Start of LISTED ENTRIES

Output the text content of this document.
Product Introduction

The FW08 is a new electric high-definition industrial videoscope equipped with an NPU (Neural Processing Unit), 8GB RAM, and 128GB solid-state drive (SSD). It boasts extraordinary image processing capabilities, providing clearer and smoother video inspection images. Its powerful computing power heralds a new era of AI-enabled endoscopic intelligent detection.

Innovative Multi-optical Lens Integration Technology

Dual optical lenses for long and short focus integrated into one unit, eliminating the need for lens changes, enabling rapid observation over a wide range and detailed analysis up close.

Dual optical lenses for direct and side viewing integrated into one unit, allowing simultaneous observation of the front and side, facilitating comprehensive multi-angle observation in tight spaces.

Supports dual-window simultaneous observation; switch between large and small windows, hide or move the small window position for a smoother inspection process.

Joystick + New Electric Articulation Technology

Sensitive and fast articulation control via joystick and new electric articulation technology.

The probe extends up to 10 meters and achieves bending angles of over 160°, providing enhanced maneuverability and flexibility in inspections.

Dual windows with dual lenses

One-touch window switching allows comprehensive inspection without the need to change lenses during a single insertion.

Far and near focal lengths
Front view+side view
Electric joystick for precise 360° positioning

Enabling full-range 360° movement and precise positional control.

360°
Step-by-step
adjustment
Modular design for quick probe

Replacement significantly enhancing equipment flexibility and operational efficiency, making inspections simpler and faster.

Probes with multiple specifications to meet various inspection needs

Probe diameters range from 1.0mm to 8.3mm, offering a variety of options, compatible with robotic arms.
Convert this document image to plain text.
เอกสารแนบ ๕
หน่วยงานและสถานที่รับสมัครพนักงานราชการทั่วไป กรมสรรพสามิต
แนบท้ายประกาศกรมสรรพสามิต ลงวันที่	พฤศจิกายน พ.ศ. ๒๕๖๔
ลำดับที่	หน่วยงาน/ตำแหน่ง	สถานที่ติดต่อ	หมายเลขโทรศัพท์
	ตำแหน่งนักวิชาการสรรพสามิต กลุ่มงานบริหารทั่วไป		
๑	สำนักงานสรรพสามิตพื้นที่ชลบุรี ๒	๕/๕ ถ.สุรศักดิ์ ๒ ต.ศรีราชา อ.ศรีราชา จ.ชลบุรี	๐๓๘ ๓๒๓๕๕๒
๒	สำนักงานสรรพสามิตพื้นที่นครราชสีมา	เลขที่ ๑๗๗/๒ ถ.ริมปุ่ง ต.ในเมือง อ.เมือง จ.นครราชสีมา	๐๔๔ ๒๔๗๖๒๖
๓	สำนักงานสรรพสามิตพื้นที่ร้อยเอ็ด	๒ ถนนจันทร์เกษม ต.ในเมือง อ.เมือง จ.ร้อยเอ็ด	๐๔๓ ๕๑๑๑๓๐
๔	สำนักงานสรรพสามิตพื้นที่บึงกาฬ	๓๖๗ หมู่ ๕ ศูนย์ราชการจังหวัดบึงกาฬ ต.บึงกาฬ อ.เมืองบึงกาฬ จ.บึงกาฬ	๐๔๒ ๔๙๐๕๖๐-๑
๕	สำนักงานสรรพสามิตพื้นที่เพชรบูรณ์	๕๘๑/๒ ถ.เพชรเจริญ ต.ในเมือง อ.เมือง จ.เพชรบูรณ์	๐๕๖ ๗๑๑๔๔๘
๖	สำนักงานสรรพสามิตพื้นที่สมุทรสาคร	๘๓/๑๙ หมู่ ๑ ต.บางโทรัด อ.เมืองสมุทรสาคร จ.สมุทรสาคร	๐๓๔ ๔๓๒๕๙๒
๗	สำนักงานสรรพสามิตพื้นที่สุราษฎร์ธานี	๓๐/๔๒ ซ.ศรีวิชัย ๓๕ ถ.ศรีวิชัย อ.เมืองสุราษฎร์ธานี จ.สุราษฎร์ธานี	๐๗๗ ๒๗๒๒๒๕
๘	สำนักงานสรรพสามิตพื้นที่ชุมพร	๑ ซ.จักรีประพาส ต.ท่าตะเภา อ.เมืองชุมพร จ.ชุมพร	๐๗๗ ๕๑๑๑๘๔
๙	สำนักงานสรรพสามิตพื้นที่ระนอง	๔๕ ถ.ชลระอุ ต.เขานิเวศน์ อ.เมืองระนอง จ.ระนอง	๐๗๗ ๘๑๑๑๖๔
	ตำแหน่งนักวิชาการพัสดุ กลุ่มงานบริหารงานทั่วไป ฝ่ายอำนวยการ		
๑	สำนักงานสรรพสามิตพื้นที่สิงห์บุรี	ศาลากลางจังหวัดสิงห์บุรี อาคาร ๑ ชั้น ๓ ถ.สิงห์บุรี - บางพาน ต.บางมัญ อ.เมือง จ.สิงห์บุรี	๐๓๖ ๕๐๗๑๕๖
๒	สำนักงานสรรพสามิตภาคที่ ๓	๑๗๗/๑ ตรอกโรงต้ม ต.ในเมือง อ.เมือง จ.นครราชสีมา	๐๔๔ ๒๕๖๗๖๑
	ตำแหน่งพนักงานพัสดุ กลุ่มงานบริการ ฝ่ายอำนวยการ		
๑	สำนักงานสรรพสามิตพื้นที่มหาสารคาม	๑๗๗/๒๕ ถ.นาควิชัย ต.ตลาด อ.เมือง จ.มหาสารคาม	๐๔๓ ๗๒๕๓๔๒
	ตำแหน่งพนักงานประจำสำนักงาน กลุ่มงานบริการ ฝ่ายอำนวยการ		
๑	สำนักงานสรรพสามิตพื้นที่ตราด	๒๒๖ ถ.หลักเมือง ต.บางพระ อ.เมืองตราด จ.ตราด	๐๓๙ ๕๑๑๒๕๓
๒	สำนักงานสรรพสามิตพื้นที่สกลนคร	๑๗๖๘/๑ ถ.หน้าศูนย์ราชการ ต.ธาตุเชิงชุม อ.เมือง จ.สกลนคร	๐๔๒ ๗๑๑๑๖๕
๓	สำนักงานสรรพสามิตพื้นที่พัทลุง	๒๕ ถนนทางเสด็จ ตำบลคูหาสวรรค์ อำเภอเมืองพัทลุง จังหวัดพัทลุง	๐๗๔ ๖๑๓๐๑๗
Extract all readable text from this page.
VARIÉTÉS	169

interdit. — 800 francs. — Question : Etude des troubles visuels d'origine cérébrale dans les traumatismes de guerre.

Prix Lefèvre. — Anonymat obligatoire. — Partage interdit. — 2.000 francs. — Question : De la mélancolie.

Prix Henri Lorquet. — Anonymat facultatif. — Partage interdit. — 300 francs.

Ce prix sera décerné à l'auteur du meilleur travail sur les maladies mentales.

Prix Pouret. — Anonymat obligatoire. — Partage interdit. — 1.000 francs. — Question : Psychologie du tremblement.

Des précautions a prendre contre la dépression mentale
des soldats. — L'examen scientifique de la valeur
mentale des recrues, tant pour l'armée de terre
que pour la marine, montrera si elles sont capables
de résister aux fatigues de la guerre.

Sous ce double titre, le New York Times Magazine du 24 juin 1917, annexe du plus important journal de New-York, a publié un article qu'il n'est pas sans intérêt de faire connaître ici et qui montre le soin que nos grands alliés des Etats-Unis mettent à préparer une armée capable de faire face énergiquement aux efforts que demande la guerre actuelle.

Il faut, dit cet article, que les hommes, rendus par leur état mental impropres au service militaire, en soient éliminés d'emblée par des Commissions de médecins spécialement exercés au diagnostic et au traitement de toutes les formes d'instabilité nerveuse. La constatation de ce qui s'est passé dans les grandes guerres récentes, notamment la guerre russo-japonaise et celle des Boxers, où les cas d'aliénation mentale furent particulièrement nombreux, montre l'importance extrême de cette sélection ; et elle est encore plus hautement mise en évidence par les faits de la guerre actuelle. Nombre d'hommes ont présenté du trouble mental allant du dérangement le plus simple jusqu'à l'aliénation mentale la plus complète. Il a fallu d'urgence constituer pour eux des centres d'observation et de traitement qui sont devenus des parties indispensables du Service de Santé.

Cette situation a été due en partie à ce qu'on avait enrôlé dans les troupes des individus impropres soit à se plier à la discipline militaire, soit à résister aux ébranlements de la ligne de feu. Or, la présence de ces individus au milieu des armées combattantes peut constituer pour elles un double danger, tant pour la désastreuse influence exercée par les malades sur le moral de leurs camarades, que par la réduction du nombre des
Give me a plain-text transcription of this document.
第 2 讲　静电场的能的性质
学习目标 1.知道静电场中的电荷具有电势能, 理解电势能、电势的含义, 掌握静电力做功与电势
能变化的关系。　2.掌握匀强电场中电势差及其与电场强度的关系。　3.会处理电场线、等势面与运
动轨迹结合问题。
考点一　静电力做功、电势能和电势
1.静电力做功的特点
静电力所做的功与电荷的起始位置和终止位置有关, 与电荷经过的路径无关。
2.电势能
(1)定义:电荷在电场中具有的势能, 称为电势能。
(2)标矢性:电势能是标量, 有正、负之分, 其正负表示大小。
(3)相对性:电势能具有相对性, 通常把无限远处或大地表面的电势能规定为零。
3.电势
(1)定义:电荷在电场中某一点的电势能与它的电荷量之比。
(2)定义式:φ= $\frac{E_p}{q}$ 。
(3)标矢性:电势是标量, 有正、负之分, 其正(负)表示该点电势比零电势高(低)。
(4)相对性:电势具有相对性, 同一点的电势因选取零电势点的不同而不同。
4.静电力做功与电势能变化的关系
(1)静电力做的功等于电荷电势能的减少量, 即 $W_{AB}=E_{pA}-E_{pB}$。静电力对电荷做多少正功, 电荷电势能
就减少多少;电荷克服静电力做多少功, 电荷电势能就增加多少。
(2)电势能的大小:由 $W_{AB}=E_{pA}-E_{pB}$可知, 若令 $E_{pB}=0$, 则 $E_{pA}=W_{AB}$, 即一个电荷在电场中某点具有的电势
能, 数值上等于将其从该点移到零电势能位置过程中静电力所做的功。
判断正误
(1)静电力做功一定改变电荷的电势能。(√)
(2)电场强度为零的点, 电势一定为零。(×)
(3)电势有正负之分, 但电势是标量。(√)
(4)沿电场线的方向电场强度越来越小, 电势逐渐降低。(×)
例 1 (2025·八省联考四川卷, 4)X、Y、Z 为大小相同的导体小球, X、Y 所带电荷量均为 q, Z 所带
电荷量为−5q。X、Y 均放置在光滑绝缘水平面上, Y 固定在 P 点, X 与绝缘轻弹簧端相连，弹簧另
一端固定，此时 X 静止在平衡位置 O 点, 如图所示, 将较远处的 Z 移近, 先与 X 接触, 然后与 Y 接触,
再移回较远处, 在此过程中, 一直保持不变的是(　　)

End of LISTED ENTRIES

EXERCISE TASK —
Collect the lines that hold "นครราชส".

TASK RESULT —
๒	สำนักงานสรรพสามิตพื้นที่นครราชสีมา	เลขที่ ๑๗๗/๒ ถ.ริมปุ่ง ต.ในเมือง อ.เมือง จ.นครราชสีมา	๐๔๔ ๒๔๗๖๒๖
๒	สำนักงานสรรพสามิตภาคที่ ๓	๑๗๗/๑ ตรอกโรงต้ม ต.ในเมือง อ.เมือง จ.นครราชสีมา	๐๔๔ ๒๕๖๗๖๑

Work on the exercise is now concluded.